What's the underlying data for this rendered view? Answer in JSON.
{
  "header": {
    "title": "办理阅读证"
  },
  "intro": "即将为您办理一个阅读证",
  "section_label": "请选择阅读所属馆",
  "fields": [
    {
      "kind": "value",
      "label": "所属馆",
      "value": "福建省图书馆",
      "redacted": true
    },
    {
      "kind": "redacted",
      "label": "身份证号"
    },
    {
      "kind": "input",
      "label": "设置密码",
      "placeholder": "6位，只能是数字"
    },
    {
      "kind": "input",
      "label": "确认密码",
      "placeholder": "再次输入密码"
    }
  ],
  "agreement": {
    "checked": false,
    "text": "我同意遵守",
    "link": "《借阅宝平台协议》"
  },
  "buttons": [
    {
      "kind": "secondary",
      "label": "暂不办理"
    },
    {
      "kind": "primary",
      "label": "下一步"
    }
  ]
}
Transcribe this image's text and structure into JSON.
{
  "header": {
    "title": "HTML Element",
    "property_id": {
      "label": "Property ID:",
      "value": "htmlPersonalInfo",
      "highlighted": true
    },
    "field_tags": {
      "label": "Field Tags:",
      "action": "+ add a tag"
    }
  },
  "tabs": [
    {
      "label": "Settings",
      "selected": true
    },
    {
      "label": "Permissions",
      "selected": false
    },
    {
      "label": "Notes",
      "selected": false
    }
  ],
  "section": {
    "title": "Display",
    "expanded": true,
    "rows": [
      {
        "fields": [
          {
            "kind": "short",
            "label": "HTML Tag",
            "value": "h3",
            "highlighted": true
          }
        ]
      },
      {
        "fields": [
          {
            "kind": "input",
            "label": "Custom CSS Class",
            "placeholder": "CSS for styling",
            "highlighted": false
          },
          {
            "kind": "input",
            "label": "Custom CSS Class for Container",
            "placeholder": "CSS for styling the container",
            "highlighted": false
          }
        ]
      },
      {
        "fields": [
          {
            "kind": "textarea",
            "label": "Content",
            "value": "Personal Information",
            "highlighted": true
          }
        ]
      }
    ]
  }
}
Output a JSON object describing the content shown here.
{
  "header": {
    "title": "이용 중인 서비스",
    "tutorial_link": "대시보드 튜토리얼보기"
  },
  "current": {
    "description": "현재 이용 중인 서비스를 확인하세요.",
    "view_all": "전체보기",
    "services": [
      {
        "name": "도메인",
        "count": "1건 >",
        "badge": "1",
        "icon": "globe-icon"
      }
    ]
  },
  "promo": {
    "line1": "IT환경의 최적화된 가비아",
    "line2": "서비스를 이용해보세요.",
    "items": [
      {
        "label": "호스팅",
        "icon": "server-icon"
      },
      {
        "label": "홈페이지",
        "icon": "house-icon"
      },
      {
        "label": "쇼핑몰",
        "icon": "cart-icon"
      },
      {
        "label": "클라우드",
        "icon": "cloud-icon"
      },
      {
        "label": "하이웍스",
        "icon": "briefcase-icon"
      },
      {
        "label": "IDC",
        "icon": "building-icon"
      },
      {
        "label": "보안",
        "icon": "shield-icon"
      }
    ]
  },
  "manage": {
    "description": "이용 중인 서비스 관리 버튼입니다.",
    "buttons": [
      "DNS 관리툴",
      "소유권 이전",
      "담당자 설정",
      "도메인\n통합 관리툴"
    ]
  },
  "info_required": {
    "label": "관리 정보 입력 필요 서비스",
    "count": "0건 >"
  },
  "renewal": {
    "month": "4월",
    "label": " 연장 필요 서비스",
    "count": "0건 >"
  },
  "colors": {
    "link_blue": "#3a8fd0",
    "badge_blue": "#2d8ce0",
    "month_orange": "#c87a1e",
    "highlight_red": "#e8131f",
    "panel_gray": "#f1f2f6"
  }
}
# # #
→ Given instruction: Copy out every line that includes the word "title".

→ Response:
    "title": "办理阅读证"
    "title": "HTML Element",
    "title": "Display",
    "title": "이용 중인 서비스",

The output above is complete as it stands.